[start of Records provided]
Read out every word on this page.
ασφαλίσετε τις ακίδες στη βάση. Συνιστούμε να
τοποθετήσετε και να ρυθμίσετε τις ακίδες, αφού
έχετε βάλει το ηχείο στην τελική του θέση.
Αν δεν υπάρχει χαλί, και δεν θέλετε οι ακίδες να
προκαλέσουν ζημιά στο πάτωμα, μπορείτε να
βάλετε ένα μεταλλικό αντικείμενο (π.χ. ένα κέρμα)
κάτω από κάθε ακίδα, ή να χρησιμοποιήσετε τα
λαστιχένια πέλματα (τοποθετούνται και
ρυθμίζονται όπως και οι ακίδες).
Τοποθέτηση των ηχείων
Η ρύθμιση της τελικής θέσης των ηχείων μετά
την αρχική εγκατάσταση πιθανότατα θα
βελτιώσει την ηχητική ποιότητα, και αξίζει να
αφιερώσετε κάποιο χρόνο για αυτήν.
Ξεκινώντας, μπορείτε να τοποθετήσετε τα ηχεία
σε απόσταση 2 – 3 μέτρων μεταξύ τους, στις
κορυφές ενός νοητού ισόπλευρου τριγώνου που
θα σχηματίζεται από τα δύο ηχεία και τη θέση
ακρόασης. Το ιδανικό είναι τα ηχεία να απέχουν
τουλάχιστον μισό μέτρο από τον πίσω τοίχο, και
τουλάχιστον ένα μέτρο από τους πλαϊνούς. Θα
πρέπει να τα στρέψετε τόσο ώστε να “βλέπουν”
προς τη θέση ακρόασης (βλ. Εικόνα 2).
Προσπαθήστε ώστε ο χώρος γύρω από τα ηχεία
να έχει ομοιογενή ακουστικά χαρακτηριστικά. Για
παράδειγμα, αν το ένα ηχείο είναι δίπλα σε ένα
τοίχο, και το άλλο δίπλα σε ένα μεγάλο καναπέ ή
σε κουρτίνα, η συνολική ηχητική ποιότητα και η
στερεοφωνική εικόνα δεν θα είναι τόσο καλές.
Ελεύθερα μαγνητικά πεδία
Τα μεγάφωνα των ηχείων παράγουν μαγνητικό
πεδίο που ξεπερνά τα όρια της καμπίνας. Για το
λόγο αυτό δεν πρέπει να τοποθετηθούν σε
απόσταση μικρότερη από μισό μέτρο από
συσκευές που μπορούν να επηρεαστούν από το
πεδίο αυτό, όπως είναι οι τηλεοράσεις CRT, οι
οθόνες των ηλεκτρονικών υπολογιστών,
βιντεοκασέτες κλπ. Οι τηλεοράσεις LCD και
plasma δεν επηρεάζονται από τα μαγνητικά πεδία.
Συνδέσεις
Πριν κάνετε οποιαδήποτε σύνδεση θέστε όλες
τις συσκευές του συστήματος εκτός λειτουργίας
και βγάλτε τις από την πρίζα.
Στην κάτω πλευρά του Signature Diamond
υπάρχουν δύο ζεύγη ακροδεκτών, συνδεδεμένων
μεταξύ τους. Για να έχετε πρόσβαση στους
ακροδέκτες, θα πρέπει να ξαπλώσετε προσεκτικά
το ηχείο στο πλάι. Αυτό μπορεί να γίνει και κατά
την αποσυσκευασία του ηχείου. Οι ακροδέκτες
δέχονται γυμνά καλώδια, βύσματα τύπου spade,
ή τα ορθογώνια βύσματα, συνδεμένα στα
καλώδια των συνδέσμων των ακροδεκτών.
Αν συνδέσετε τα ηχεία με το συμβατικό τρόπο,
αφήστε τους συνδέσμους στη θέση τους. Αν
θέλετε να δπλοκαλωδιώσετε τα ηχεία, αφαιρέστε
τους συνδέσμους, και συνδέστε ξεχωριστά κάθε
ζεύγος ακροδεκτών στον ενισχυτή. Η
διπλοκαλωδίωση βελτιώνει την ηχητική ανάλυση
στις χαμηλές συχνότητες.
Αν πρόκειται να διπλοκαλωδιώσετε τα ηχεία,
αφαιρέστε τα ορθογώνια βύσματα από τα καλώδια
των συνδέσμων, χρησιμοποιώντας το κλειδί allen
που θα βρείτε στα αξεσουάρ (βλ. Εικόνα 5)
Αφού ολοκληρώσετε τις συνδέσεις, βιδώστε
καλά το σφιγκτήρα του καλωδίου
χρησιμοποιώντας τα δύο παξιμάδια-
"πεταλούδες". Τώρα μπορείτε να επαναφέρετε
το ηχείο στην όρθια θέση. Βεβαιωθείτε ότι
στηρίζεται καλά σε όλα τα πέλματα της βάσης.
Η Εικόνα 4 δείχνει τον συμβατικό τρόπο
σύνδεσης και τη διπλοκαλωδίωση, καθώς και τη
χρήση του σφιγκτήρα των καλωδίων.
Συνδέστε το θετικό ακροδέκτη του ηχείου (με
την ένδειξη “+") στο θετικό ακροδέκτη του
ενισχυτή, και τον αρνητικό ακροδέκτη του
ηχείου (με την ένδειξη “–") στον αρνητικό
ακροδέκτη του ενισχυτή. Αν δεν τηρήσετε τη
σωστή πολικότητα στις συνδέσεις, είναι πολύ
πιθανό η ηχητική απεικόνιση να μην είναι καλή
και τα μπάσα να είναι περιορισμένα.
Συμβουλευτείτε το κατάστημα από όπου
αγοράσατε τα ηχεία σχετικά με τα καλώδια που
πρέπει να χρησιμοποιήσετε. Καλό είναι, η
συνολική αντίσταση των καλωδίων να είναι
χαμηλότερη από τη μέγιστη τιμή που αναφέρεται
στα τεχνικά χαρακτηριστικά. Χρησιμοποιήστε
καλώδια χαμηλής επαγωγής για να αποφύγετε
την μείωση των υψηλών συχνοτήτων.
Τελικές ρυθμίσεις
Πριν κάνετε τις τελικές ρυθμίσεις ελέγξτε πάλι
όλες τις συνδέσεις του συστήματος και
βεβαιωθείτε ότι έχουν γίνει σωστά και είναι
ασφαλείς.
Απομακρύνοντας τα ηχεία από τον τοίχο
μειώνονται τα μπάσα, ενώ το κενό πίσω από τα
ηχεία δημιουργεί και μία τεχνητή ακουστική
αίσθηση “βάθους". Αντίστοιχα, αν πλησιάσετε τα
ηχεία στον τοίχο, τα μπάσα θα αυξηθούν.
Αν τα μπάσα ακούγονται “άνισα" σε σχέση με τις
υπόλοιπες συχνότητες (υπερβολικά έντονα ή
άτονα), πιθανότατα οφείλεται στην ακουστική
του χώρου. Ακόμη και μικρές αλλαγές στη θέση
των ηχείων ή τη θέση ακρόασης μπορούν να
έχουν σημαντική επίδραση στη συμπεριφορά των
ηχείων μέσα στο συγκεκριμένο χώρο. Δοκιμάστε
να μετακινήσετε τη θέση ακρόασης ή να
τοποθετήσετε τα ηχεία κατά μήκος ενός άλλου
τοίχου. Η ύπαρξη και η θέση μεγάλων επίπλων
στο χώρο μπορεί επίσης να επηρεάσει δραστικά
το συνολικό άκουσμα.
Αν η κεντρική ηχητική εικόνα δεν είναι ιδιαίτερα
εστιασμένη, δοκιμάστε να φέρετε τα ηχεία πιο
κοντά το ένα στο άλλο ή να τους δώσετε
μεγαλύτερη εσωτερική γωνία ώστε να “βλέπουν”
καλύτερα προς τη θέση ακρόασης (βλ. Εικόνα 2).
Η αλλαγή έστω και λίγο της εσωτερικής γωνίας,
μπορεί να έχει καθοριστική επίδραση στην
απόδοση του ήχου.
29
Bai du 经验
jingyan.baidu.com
[end of Records provided]
*Given instruction*
Write out the entries above once more, without altering anything.

*Task response*
Read out every word on this page.
ασφαλίσετε τις ακίδες στη βάση. Συνιστούμε να
τοποθετήσετε και να ρυθμίσετε τις ακίδες, αφού
έχετε βάλει το ηχείο στην τελική του θέση.
Αν δεν υπάρχει χαλί, και δεν θέλετε οι ακίδες να
προκαλέσουν ζημιά στο πάτωμα, μπορείτε να
βάλετε ένα μεταλλικό αντικείμενο (π.χ. ένα κέρμα)
κάτω από κάθε ακίδα, ή να χρησιμοποιήσετε τα
λαστιχένια πέλματα (τοποθετούνται και
ρυθμίζονται όπως και οι ακίδες).
Τοποθέτηση των ηχείων
Η ρύθμιση της τελικής θέσης των ηχείων μετά
την αρχική εγκατάσταση πιθανότατα θα
βελτιώσει την ηχητική ποιότητα, και αξίζει να
αφιερώσετε κάποιο χρόνο για αυτήν.
Ξεκινώντας, μπορείτε να τοποθετήσετε τα ηχεία
σε απόσταση 2 – 3 μέτρων μεταξύ τους, στις
κορυφές ενός νοητού ισόπλευρου τριγώνου που
θα σχηματίζεται από τα δύο ηχεία και τη θέση
ακρόασης. Το ιδανικό είναι τα ηχεία να απέχουν
τουλάχιστον μισό μέτρο από τον πίσω τοίχο, και
τουλάχιστον ένα μέτρο από τους πλαϊνούς. Θα
πρέπει να τα στρέψετε τόσο ώστε να “βλέπουν”
προς τη θέση ακρόασης (βλ. Εικόνα 2).
Προσπαθήστε ώστε ο χώρος γύρω από τα ηχεία
να έχει ομοιογενή ακουστικά χαρακτηριστικά. Για
παράδειγμα, αν το ένα ηχείο είναι δίπλα σε ένα
τοίχο, και το άλλο δίπλα σε ένα μεγάλο καναπέ ή
σε κουρτίνα, η συνολική ηχητική ποιότητα και η
στερεοφωνική εικόνα δεν θα είναι τόσο καλές.
Ελεύθερα μαγνητικά πεδία
Τα μεγάφωνα των ηχείων παράγουν μαγνητικό
πεδίο που ξεπερνά τα όρια της καμπίνας. Για το
λόγο αυτό δεν πρέπει να τοποθετηθούν σε
απόσταση μικρότερη από μισό μέτρο από
συσκευές που μπορούν να επηρεαστούν από το
πεδίο αυτό, όπως είναι οι τηλεοράσεις CRT, οι
οθόνες των ηλεκτρονικών υπολογιστών,
βιντεοκασέτες κλπ. Οι τηλεοράσεις LCD και
plasma δεν επηρεάζονται από τα μαγνητικά πεδία.
Συνδέσεις
Πριν κάνετε οποιαδήποτε σύνδεση θέστε όλες
τις συσκευές του συστήματος εκτός λειτουργίας
και βγάλτε τις από την πρίζα.
Στην κάτω πλευρά του Signature Diamond
υπάρχουν δύο ζεύγη ακροδεκτών, συνδεδεμένων
μεταξύ τους. Για να έχετε πρόσβαση στους
ακροδέκτες, θα πρέπει να ξαπλώσετε προσεκτικά
το ηχείο στο πλάι. Αυτό μπορεί να γίνει και κατά
την αποσυσκευασία του ηχείου. Οι ακροδέκτες
δέχονται γυμνά καλώδια, βύσματα τύπου spade,
ή τα ορθογώνια βύσματα, συνδεμένα στα
καλώδια των συνδέσμων των ακροδεκτών.
Αν συνδέσετε τα ηχεία με το συμβατικό τρόπο,
αφήστε τους συνδέσμους στη θέση τους. Αν
θέλετε να δπλοκαλωδιώσετε τα ηχεία, αφαιρέστε
τους συνδέσμους, και συνδέστε ξεχωριστά κάθε
ζεύγος ακροδεκτών στον ενισχυτή. Η
διπλοκαλωδίωση βελτιώνει την ηχητική ανάλυση
στις χαμηλές συχνότητες.
Αν πρόκειται να διπλοκαλωδιώσετε τα ηχεία,
αφαιρέστε τα ορθογώνια βύσματα από τα καλώδια
των συνδέσμων, χρησιμοποιώντας το κλειδί allen
που θα βρείτε στα αξεσουάρ (βλ. Εικόνα 5)
Αφού ολοκληρώσετε τις συνδέσεις, βιδώστε
καλά το σφιγκτήρα του καλωδίου
χρησιμοποιώντας τα δύο παξιμάδια-
"πεταλούδες". Τώρα μπορείτε να επαναφέρετε
το ηχείο στην όρθια θέση. Βεβαιωθείτε ότι
στηρίζεται καλά σε όλα τα πέλματα της βάσης.
Η Εικόνα 4 δείχνει τον συμβατικό τρόπο
σύνδεσης και τη διπλοκαλωδίωση, καθώς και τη
χρήση του σφιγκτήρα των καλωδίων.
Συνδέστε το θετικό ακροδέκτη του ηχείου (με
την ένδειξη “+") στο θετικό ακροδέκτη του
ενισχυτή, και τον αρνητικό ακροδέκτη του
ηχείου (με την ένδειξη “–") στον αρνητικό
ακροδέκτη του ενισχυτή. Αν δεν τηρήσετε τη
σωστή πολικότητα στις συνδέσεις, είναι πολύ
πιθανό η ηχητική απεικόνιση να μην είναι καλή
και τα μπάσα να είναι περιορισμένα.
Συμβουλευτείτε το κατάστημα από όπου
αγοράσατε τα ηχεία σχετικά με τα καλώδια που
πρέπει να χρησιμοποιήσετε. Καλό είναι, η
συνολική αντίσταση των καλωδίων να είναι
χαμηλότερη από τη μέγιστη τιμή που αναφέρεται
στα τεχνικά χαρακτηριστικά. Χρησιμοποιήστε
καλώδια χαμηλής επαγωγής για να αποφύγετε
την μείωση των υψηλών συχνοτήτων.
Τελικές ρυθμίσεις
Πριν κάνετε τις τελικές ρυθμίσεις ελέγξτε πάλι
όλες τις συνδέσεις του συστήματος και
βεβαιωθείτε ότι έχουν γίνει σωστά και είναι
ασφαλείς.
Απομακρύνοντας τα ηχεία από τον τοίχο
μειώνονται τα μπάσα, ενώ το κενό πίσω από τα
ηχεία δημιουργεί και μία τεχνητή ακουστική
αίσθηση “βάθους". Αντίστοιχα, αν πλησιάσετε τα
ηχεία στον τοίχο, τα μπάσα θα αυξηθούν.
Αν τα μπάσα ακούγονται “άνισα" σε σχέση με τις
υπόλοιπες συχνότητες (υπερβολικά έντονα ή
άτονα), πιθανότατα οφείλεται στην ακουστική
του χώρου. Ακόμη και μικρές αλλαγές στη θέση
των ηχείων ή τη θέση ακρόασης μπορούν να
έχουν σημαντική επίδραση στη συμπεριφορά των
ηχείων μέσα στο συγκεκριμένο χώρο. Δοκιμάστε
να μετακινήσετε τη θέση ακρόασης ή να
τοποθετήσετε τα ηχεία κατά μήκος ενός άλλου
τοίχου. Η ύπαρξη και η θέση μεγάλων επίπλων
στο χώρο μπορεί επίσης να επηρεάσει δραστικά
το συνολικό άκουσμα.
Αν η κεντρική ηχητική εικόνα δεν είναι ιδιαίτερα
εστιασμένη, δοκιμάστε να φέρετε τα ηχεία πιο
κοντά το ένα στο άλλο ή να τους δώσετε
μεγαλύτερη εσωτερική γωνία ώστε να “βλέπουν”
καλύτερα προς τη θέση ακρόασης (βλ. Εικόνα 2).
Η αλλαγή έστω και λίγο της εσωτερικής γωνίας,
μπορεί να έχει καθοριστική επίδραση στην
απόδοση του ήχου.
29
Bai du 经验
jingyan.baidu.com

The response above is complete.